Daya Cipta S, Kepala Divisi Kajian Kebijakan BK MWA UI UM
Tulisan ini adalah tanggapan cepat dan singkat untuk tulisan
Rio Apinino dan Dicky Dwi Ananta disini. Keduanya adalah kawan dari sebuah perkumpulan yang menamakan dirinya sebagai
Serikat Mahasiswa Progresif (SEMAR) UI. Apresiasi saya berikan untuk kesediaan
SEMAR UI untuk melibatkan diri pada diskursus perkara kampus yang sedang
“digulirkan” menjelang Pemilihan Rektor .
Ada beberapa hal yang menggelitik untuk dikritik dari
tulisan Apinino dan Ananta. Pertama, mereka melihat bahwa persoalan pendidikan
tinggi tidak terlepas dari logika neoliberalisme. Mereka memberi bukti dengan
menarik rangkaian kebijakan pendidikan tinggi, konteks nasional hingga global.
Sebagaimana kritik-kritik terhadap neoliberalisme, Apinino dan Ananta melihat
bahwasanya pendidikan tinggi berjalan dengan kemauan dan kebutuhan pasar.
════════════════
_Kumpulan Latihan_.
1. Dalam tulisan tentang pendidikan tinggi, logika apa yang menurut Apinino dan Ananta tidak terlepas dari persoalan pendidikan tinggi?
2. Salin kembali bagian dari tulisan tentang pendidikan tinggi yang dimulai pada "Daya Cipta S, Kepala" dan berakhir pada "nasional hingga global.", lalu ganti "Pemilihan Rektor" dengan "Pemilihan Dekan".
3. Tolong sambung tulisan tentang pendidikan tinggi mulai dari kalimat terakhirnya.
Catatan-catatan berikut tidak ada kaitannya dengan tulisan tentang pendidikan tinggi.
════════════════
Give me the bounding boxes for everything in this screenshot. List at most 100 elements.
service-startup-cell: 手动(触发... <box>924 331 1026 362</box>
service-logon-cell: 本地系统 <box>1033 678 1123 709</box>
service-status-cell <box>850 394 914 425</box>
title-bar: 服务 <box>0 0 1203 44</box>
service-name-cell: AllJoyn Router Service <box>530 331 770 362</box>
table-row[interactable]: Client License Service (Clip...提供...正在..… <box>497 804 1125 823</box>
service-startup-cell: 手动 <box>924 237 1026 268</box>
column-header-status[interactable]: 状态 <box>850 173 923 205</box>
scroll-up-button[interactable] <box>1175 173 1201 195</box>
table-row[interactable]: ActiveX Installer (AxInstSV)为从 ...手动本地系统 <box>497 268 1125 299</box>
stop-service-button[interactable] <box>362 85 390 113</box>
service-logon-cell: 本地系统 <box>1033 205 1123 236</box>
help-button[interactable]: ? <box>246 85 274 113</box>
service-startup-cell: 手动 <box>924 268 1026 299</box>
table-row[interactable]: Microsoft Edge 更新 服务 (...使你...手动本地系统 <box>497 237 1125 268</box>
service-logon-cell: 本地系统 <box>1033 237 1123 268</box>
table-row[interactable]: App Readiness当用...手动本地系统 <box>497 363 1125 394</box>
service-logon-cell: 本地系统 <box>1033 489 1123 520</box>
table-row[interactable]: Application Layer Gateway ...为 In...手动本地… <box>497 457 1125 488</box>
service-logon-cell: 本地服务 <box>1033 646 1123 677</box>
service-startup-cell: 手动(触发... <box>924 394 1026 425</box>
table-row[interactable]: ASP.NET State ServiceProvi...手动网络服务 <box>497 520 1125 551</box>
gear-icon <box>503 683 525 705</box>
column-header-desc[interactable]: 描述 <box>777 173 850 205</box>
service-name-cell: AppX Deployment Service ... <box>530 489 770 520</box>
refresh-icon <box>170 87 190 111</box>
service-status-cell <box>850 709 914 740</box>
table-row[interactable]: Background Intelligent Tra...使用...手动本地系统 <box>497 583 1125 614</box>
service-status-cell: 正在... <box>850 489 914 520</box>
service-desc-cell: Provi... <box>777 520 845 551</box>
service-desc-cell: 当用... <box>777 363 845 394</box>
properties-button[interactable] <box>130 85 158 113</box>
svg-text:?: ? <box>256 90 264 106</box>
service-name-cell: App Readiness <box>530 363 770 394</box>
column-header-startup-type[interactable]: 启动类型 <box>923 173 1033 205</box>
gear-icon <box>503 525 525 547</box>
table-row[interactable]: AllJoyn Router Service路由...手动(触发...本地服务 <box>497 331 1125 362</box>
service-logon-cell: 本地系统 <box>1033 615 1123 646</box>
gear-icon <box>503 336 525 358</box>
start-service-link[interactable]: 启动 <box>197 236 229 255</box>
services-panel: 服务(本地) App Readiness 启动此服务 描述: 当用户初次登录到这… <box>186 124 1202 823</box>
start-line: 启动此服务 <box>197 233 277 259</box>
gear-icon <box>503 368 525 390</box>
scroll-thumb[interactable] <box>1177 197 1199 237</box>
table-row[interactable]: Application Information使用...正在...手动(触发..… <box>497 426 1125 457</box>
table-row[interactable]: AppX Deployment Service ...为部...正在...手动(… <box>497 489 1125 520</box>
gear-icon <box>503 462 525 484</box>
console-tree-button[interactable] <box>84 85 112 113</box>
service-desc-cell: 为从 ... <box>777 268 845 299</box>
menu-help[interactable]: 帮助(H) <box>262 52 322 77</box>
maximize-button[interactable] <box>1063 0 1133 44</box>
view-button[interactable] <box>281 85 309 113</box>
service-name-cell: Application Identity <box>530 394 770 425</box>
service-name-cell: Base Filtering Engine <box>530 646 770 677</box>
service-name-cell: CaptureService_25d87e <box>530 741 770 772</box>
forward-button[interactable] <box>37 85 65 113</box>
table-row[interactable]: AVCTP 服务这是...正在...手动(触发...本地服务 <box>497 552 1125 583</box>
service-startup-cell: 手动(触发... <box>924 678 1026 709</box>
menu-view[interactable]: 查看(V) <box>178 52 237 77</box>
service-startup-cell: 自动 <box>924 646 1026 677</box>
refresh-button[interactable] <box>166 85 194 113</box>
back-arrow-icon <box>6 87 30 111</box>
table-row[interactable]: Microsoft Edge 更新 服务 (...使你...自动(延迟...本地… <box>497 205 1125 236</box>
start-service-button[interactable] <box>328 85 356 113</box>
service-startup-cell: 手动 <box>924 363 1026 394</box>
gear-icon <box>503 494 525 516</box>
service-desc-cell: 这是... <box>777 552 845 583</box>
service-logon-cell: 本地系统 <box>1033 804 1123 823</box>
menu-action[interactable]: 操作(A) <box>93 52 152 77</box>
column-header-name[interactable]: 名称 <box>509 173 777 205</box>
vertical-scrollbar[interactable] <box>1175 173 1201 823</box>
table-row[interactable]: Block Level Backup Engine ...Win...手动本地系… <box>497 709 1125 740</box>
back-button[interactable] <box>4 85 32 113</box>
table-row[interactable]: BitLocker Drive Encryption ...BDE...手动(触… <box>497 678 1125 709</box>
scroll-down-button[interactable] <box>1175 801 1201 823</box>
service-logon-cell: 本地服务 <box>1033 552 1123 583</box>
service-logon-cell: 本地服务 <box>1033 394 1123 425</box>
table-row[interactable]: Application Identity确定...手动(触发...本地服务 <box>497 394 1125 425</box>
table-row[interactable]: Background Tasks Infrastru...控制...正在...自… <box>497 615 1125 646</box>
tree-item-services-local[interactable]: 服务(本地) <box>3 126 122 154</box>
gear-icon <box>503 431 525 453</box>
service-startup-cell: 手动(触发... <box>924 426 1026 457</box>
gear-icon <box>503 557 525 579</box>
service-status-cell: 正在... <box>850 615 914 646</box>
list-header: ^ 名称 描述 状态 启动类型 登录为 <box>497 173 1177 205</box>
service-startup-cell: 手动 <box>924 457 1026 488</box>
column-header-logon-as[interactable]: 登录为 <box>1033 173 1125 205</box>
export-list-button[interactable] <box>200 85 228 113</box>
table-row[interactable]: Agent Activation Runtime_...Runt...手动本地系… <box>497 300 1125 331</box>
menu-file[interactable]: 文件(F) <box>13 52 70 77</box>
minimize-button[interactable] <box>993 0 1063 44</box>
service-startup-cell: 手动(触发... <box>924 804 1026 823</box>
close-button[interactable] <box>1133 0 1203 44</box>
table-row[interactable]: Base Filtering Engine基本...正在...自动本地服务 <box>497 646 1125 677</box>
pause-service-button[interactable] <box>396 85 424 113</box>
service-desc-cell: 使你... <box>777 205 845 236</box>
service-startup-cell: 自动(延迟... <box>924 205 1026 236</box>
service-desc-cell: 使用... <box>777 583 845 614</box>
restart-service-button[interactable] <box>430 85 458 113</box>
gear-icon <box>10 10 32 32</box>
════════════════
_Jawaban Berurutan_.
1. Logika neoliberalisme.

2.
Daya Cipta S, Kepala Divisi Kajian Kebijakan BK MWA UI UM
Tulisan ini adalah tanggapan cepat dan singkat untuk tulisan
Rio Apinino dan Dicky Dwi Ananta disini. Keduanya adalah kawan dari sebuah perkumpulan yang menamakan dirinya sebagai
Serikat Mahasiswa Progresif (SEMAR) UI. Apresiasi saya berikan untuk kesediaan
SEMAR UI untuk melibatkan diri pada diskursus perkara kampus yang sedang
“digulirkan” menjelang Pemilihan Dekan .
Ada beberapa hal yang menggelitik untuk dikritik dari
tulisan Apinino dan Ananta. Pertama, mereka melihat bahwa persoalan pendidikan
tinggi tidak terlepas dari logika neoliberalisme. Mereka memberi bukti dengan
menarik rangkaian kebijakan pendidikan tinggi, konteks nasional hingga global.

3.
Apinino dan Ananta kembali “menyalahkan” bahwa pangkal
persoalan adalah paradigma pendidikan tinggi yang menyerah pada logika pasar
dan berkurangnya kontribusi pemerintah di sana. Pertanyaannya, apakah benar
biang keladinya adalah neoliberalisme? Sejauh apa kita dapat menjungkirkan
logika pasar (istilah mereka)? Perdebatan yang berbau ideologis saya kira sudah
sepantasnya usai, karena toh logika neoliberalisme sedang dan terus berjalan.
Kedua, mengenai biaya kuliah mahal. Menarik yang ditawarkan
oleh SEMAR UI untuk melihat secara objektif biaya yang harus tanggung oleh
mahasiswa kemudian mempertanyakan siapa yang seharusnya menanggung biaya
tersebut. Jika memang apa yang ada dalam Student
Unit Cost (SUC) memuat angka yang selayaknya tinggi, kita dapat
mempertanyakan apakah semua biaya tersebut dibebankan kepada mahasiswa?
Seharusnya jika kita sepakat pendidikan adalah hak, dan
negara (atau UI) sudah semestinya menyediakannya tanpa terkecuali. Sudah
semestinya UI dalam konteks ini beritikad untuk menyediakan pendidikan murah.
Pendidikan bukanlah jasa yang dijual belikan, mahasiswa bukanlah konsumen, dan
kampus bukanlah perusahaan.
Pertanyaannya, jika kita sebatas mempropagandakan “tolak
biaya kuliah naik,” “biaya kuliah harus murah” sampai kapan dapat dipertahankan
angka murah “x” yang kita perjuangkan? Sampai mana kita akan bertahan ketika
diserang oleh argumen “penyesuaian harga” oleh pihak pemangku kebijakan? Ada
rasa kekhawatiran saya bahwa calon pemimpin kampus kita hanyalah sekadar
“menjaga” biaya kuliah tidak naik di beberapa tahun pertama saja.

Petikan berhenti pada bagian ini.